# STATED TASK
Figure out how many lines of the material below contain the word "forward". Answer with the number only.

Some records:
○ ○ ○ ○

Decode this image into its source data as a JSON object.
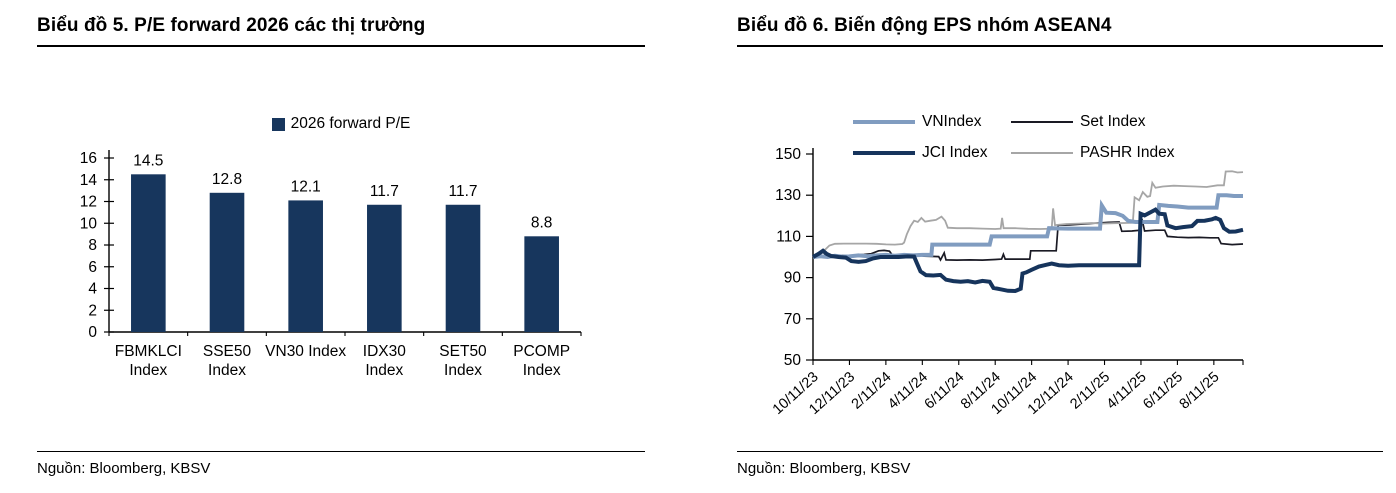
{
  "page": {
    "background": "#ffffff"
  },
  "chart_data": [
    {
      "type": "bar",
      "title": "Biểu đồ 5. P/E forward 2026 các thị trường",
      "source": "Nguồn: Bloomberg, KBSV",
      "legend": [
        "2026 forward P/E"
      ],
      "legend_position": "top",
      "bar_color": "#17365d",
      "grid": false,
      "ylim": [
        0,
        16
      ],
      "yticks": [
        0,
        2,
        4,
        6,
        8,
        10,
        12,
        14,
        16
      ],
      "categories": [
        "FBMKLCI\nIndex",
        "SSE50\nIndex",
        "VN30 Index",
        "IDX30\nIndex",
        "SET50\nIndex",
        "PCOMP\nIndex"
      ],
      "values": [
        14.5,
        12.8,
        12.1,
        11.7,
        11.7,
        8.8
      ],
      "xlabel": "",
      "ylabel": ""
    },
    {
      "type": "line",
      "title": "Biểu đồ 6. Biến động EPS nhóm ASEAN4",
      "source": "Nguồn: Bloomberg, KBSV",
      "legend_position": "top",
      "grid": false,
      "ylim": [
        50,
        150
      ],
      "yticks": [
        50,
        70,
        90,
        110,
        130,
        150
      ],
      "xlim": [
        0,
        23.6
      ],
      "x_unit": "months since 10/11/23",
      "xticks": [
        {
          "t": 0,
          "label": "10/11/23"
        },
        {
          "t": 2,
          "label": "12/11/23"
        },
        {
          "t": 4,
          "label": "2/11/24"
        },
        {
          "t": 6,
          "label": "4/11/24"
        },
        {
          "t": 8,
          "label": "6/11/24"
        },
        {
          "t": 10,
          "label": "8/11/24"
        },
        {
          "t": 12,
          "label": "10/11/24"
        },
        {
          "t": 14,
          "label": "12/11/24"
        },
        {
          "t": 16,
          "label": "2/11/25"
        },
        {
          "t": 18,
          "label": "4/11/25"
        },
        {
          "t": 20,
          "label": "6/11/25"
        },
        {
          "t": 22,
          "label": "8/11/25"
        }
      ],
      "series": [
        {
          "name": "VNIndex",
          "color": "#809cc0",
          "width": 4,
          "points": [
            [
              0,
              100
            ],
            [
              0.4,
              100.4
            ],
            [
              0.8,
              100
            ],
            [
              1.2,
              100.6
            ],
            [
              1.6,
              100.2
            ],
            [
              2,
              100.3
            ],
            [
              2.5,
              100.8
            ],
            [
              3,
              100.4
            ],
            [
              3.5,
              100.8
            ],
            [
              4,
              101
            ],
            [
              4.5,
              100.6
            ],
            [
              5,
              101
            ],
            [
              5.5,
              100.8
            ],
            [
              6,
              101
            ],
            [
              6.5,
              101
            ],
            [
              6.55,
              106
            ],
            [
              7.5,
              106
            ],
            [
              8.5,
              106
            ],
            [
              9.7,
              106
            ],
            [
              9.8,
              110
            ],
            [
              11,
              110
            ],
            [
              12,
              110
            ],
            [
              12.85,
              110
            ],
            [
              12.95,
              114
            ],
            [
              14,
              113.8
            ],
            [
              15,
              113.8
            ],
            [
              15.75,
              113.8
            ],
            [
              15.85,
              125
            ],
            [
              16.1,
              121.5
            ],
            [
              16.6,
              121.3
            ],
            [
              17,
              120
            ],
            [
              17.3,
              117.5
            ],
            [
              17.7,
              117
            ],
            [
              18.3,
              117
            ],
            [
              18.9,
              117
            ],
            [
              19,
              125.3
            ],
            [
              19.5,
              124.8
            ],
            [
              20,
              124.5
            ],
            [
              20.6,
              124
            ],
            [
              21.2,
              124
            ],
            [
              21.8,
              124
            ],
            [
              22.15,
              124
            ],
            [
              22.25,
              130
            ],
            [
              22.7,
              130
            ],
            [
              23.1,
              129.6
            ],
            [
              23.6,
              129.6
            ]
          ]
        },
        {
          "name": "Set Index",
          "color": "#1a1a24",
          "width": 1.7,
          "points": [
            [
              0,
              100
            ],
            [
              0.4,
              100.6
            ],
            [
              0.8,
              101
            ],
            [
              1.2,
              100.6
            ],
            [
              1.6,
              100.8
            ],
            [
              2,
              100.5
            ],
            [
              2.4,
              101
            ],
            [
              2.8,
              101.2
            ],
            [
              3.2,
              101.6
            ],
            [
              3.6,
              103
            ],
            [
              3.9,
              103.2
            ],
            [
              4.2,
              102.8
            ],
            [
              4.4,
              100.3
            ],
            [
              4.9,
              100.8
            ],
            [
              5.3,
              101.2
            ],
            [
              5.7,
              101
            ],
            [
              6.1,
              100.4
            ],
            [
              6.5,
              100.3
            ],
            [
              6.9,
              100.2
            ],
            [
              7,
              98.6
            ],
            [
              7.2,
              102
            ],
            [
              7.3,
              98.6
            ],
            [
              7.9,
              98.5
            ],
            [
              8.6,
              98.6
            ],
            [
              9.3,
              98.5
            ],
            [
              10,
              98.8
            ],
            [
              10.35,
              99
            ],
            [
              10.45,
              101.3
            ],
            [
              10.55,
              99
            ],
            [
              11.2,
              99
            ],
            [
              11.9,
              99
            ],
            [
              11.95,
              103
            ],
            [
              12.6,
              103
            ],
            [
              13.35,
              103
            ],
            [
              13.45,
              115.5
            ],
            [
              14.1,
              115.6
            ],
            [
              14.8,
              116
            ],
            [
              15.5,
              116.4
            ],
            [
              16.2,
              116.8
            ],
            [
              16.8,
              117
            ],
            [
              16.95,
              112.5
            ],
            [
              17.5,
              112.6
            ],
            [
              17.95,
              113
            ],
            [
              18.05,
              118.5
            ],
            [
              18.2,
              112.6
            ],
            [
              18.8,
              113
            ],
            [
              19.3,
              113
            ],
            [
              19.45,
              110
            ],
            [
              20,
              109.6
            ],
            [
              20.6,
              109.4
            ],
            [
              21.2,
              109.5
            ],
            [
              21.8,
              109.3
            ],
            [
              22.25,
              109.3
            ],
            [
              22.4,
              106.5
            ],
            [
              23,
              106
            ],
            [
              23.6,
              106.3
            ]
          ]
        },
        {
          "name": "JCI Index",
          "color": "#16345c",
          "width": 4,
          "points": [
            [
              0,
              100
            ],
            [
              0.3,
              101.5
            ],
            [
              0.55,
              103
            ],
            [
              0.75,
              101.5
            ],
            [
              1,
              100.5
            ],
            [
              1.4,
              100
            ],
            [
              1.8,
              99.7
            ],
            [
              2.1,
              98
            ],
            [
              2.5,
              97.6
            ],
            [
              2.9,
              98
            ],
            [
              3.3,
              99.3
            ],
            [
              3.7,
              100
            ],
            [
              4.2,
              100
            ],
            [
              4.7,
              100
            ],
            [
              5.2,
              100.3
            ],
            [
              5.55,
              100.2
            ],
            [
              5.7,
              97
            ],
            [
              5.9,
              93
            ],
            [
              6.2,
              91.2
            ],
            [
              6.6,
              91
            ],
            [
              7,
              91.3
            ],
            [
              7.3,
              89
            ],
            [
              7.7,
              88.3
            ],
            [
              8.1,
              88
            ],
            [
              8.5,
              88.3
            ],
            [
              8.9,
              87.6
            ],
            [
              9.3,
              88.4
            ],
            [
              9.7,
              88
            ],
            [
              9.9,
              85
            ],
            [
              10.3,
              84.3
            ],
            [
              10.7,
              83.6
            ],
            [
              11.1,
              83.5
            ],
            [
              11.4,
              84.6
            ],
            [
              11.5,
              92
            ],
            [
              11.7,
              92.5
            ],
            [
              12,
              93.8
            ],
            [
              12.4,
              95.4
            ],
            [
              12.8,
              96.2
            ],
            [
              13.1,
              96.8
            ],
            [
              13.5,
              96
            ],
            [
              14,
              95.8
            ],
            [
              14.6,
              96
            ],
            [
              15.3,
              96
            ],
            [
              16,
              96
            ],
            [
              16.7,
              96
            ],
            [
              17.4,
              96
            ],
            [
              17.9,
              96
            ],
            [
              17.98,
              121
            ],
            [
              18.2,
              120.2
            ],
            [
              18.5,
              121.6
            ],
            [
              18.8,
              123
            ],
            [
              19,
              121
            ],
            [
              19.3,
              120.8
            ],
            [
              19.45,
              115.3
            ],
            [
              19.9,
              114
            ],
            [
              20.3,
              114.5
            ],
            [
              20.8,
              115
            ],
            [
              21.1,
              117.5
            ],
            [
              21.5,
              117.6
            ],
            [
              21.9,
              118.3
            ],
            [
              22.1,
              119
            ],
            [
              22.35,
              118
            ],
            [
              22.55,
              114
            ],
            [
              22.85,
              112.3
            ],
            [
              23.2,
              112.4
            ],
            [
              23.6,
              113.2
            ]
          ]
        },
        {
          "name": "PASHR Index",
          "color": "#a6a6a6",
          "width": 1.8,
          "points": [
            [
              0,
              100
            ],
            [
              0.3,
              100.6
            ],
            [
              0.6,
              103
            ],
            [
              0.9,
              105.6
            ],
            [
              1.2,
              106.4
            ],
            [
              1.7,
              106.5
            ],
            [
              2.3,
              106.5
            ],
            [
              2.9,
              106.5
            ],
            [
              3.5,
              106.4
            ],
            [
              4,
              106.1
            ],
            [
              4.5,
              106
            ],
            [
              4.9,
              106.3
            ],
            [
              5,
              107
            ],
            [
              5.15,
              111
            ],
            [
              5.35,
              115
            ],
            [
              5.55,
              117.6
            ],
            [
              5.75,
              117
            ],
            [
              5.95,
              119
            ],
            [
              6.15,
              117.2
            ],
            [
              6.45,
              117.6
            ],
            [
              6.75,
              118
            ],
            [
              7.05,
              119.6
            ],
            [
              7.25,
              117.6
            ],
            [
              7.4,
              114.2
            ],
            [
              7.9,
              114
            ],
            [
              8.6,
              114
            ],
            [
              9.3,
              113.8
            ],
            [
              10,
              113.6
            ],
            [
              10.3,
              113.8
            ],
            [
              10.38,
              119
            ],
            [
              10.46,
              114
            ],
            [
              11.1,
              114
            ],
            [
              11.8,
              113.7
            ],
            [
              12.5,
              113.6
            ],
            [
              13.1,
              113.8
            ],
            [
              13.18,
              123.6
            ],
            [
              13.28,
              115.5
            ],
            [
              13.9,
              116
            ],
            [
              14.6,
              116.2
            ],
            [
              15.3,
              116.5
            ],
            [
              15.9,
              116.2
            ],
            [
              16.5,
              116.4
            ],
            [
              17.1,
              116.5
            ],
            [
              17.55,
              116.6
            ],
            [
              17.65,
              129
            ],
            [
              17.9,
              127.5
            ],
            [
              18.1,
              131.5
            ],
            [
              18.35,
              129.2
            ],
            [
              18.5,
              129.6
            ],
            [
              18.62,
              136
            ],
            [
              18.8,
              133.6
            ],
            [
              19.2,
              134.2
            ],
            [
              19.8,
              134.6
            ],
            [
              20.4,
              134.4
            ],
            [
              21,
              134.2
            ],
            [
              21.6,
              134
            ],
            [
              22.2,
              134.8
            ],
            [
              22.55,
              134.8
            ],
            [
              22.65,
              141.5
            ],
            [
              23,
              141.6
            ],
            [
              23.3,
              141
            ],
            [
              23.6,
              141.2
            ]
          ]
        }
      ]
    }
  ]
}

○ ○ ○ ○

# EXERCISE SOLUTION
2